──────── Material for this exercise ────────
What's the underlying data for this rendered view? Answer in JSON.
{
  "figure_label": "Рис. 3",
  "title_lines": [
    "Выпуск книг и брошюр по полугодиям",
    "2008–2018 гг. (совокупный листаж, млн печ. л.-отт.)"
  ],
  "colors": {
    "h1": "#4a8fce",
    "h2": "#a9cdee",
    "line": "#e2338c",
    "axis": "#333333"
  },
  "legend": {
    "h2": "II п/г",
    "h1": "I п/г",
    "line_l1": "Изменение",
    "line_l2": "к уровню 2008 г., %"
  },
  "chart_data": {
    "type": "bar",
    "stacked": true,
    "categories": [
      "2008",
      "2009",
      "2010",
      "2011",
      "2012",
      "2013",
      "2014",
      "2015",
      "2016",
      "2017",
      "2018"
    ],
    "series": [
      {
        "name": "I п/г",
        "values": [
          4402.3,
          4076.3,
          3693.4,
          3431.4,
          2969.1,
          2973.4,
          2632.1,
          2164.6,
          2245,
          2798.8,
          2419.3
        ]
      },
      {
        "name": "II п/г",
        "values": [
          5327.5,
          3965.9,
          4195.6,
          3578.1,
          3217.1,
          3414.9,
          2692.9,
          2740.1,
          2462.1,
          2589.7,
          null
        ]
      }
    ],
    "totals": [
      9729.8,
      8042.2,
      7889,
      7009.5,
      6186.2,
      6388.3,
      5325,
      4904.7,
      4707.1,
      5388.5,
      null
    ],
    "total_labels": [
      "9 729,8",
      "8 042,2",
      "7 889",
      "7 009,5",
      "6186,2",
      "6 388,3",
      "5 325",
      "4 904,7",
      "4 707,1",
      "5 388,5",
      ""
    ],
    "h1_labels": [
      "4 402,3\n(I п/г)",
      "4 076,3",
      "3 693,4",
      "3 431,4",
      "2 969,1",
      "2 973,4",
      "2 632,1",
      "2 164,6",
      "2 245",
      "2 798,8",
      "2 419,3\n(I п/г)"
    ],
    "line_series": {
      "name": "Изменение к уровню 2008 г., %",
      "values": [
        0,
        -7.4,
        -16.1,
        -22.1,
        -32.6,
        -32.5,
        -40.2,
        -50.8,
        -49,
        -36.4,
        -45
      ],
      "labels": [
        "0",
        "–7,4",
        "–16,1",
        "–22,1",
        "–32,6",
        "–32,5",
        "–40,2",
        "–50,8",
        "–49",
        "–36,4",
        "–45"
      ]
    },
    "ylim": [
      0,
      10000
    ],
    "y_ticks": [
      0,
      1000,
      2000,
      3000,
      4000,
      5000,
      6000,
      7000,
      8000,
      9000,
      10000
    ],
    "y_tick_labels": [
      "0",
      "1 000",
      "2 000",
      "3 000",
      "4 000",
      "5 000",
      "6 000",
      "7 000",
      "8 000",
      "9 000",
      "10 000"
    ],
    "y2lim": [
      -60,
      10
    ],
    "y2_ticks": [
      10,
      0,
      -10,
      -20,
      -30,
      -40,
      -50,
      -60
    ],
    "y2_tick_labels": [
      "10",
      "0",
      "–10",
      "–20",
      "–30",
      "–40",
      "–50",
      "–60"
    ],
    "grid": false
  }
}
────────
■ **Aim of the exercise**
Give all the records again. Match them exactly.

■ **The completed task**
What's the underlying data for this rendered view? Answer in JSON.
{
  "figure_label": "Рис. 3",
  "title_lines": [
    "Выпуск книг и брошюр по полугодиям",
    "2008–2018 гг. (совокупный листаж, млн печ. л.-отт.)"
  ],
  "colors": {
    "h1": "#4a8fce",
    "h2": "#a9cdee",
    "line": "#e2338c",
    "axis": "#333333"
  },
  "legend": {
    "h2": "II п/г",
    "h1": "I п/г",
    "line_l1": "Изменение",
    "line_l2": "к уровню 2008 г., %"
  },
  "chart_data": {
    "type": "bar",
    "stacked": true,
    "categories": [
      "2008",
      "2009",
      "2010",
      "2011",
      "2012",
      "2013",
      "2014",
      "2015",
      "2016",
      "2017",
      "2018"
    ],
    "series": [
      {
        "name": "I п/г",
        "values": [
          4402.3,
          4076.3,
          3693.4,
          3431.4,
          2969.1,
          2973.4,
          2632.1,
          2164.6,
          2245,
          2798.8,
          2419.3
        ]
      },
      {
        "name": "II п/г",
        "values": [
          5327.5,
          3965.9,
          4195.6,
          3578.1,
          3217.1,
          3414.9,
          2692.9,
          2740.1,
          2462.1,
          2589.7,
          null
        ]
      }
    ],
    "totals": [
      9729.8,
      8042.2,
      7889,
      7009.5,
      6186.2,
      6388.3,
      5325,
      4904.7,
      4707.1,
      5388.5,
      null
    ],
    "total_labels": [
      "9 729,8",
      "8 042,2",
      "7 889",
      "7 009,5",
      "6186,2",
      "6 388,3",
      "5 325",
      "4 904,7",
      "4 707,1",
      "5 388,5",
      ""
    ],
    "h1_labels": [
      "4 402,3\n(I п/г)",
      "4 076,3",
      "3 693,4",
      "3 431,4",
      "2 969,1",
      "2 973,4",
      "2 632,1",
      "2 164,6",
      "2 245",
      "2 798,8",
      "2 419,3\n(I п/г)"
    ],
    "line_series": {
      "name": "Изменение к уровню 2008 г., %",
      "values": [
        0,
        -7.4,
        -16.1,
        -22.1,
        -32.6,
        -32.5,
        -40.2,
        -50.8,
        -49,
        -36.4,
        -45
      ],
      "labels": [
        "0",
        "–7,4",
        "–16,1",
        "–22,1",
        "–32,6",
        "–32,5",
        "–40,2",
        "–50,8",
        "–49",
        "–36,4",
        "–45"
      ]
    },
    "ylim": [
      0,
      10000
    ],
    "y_ticks": [
      0,
      1000,
      2000,
      3000,
      4000,
      5000,
      6000,
      7000,
      8000,
      9000,
      10000
    ],
    "y_tick_labels": [
      "0",
      "1 000",
      "2 000",
      "3 000",
      "4 000",
      "5 000",
      "6 000",
      "7 000",
      "8 000",
      "9 000",
      "10 000"
    ],
    "y2lim": [
      -60,
      10
    ],
    "y2_ticks": [
      10,
      0,
      -10,
      -20,
      -30,
      -40,
      -50,
      -60
    ],
    "y2_tick_labels": [
      "10",
      "0",
      "–10",
      "–20",
      "–30",
      "–40",
      "–50",
      "–60"
    ],
    "grid": false
  }
}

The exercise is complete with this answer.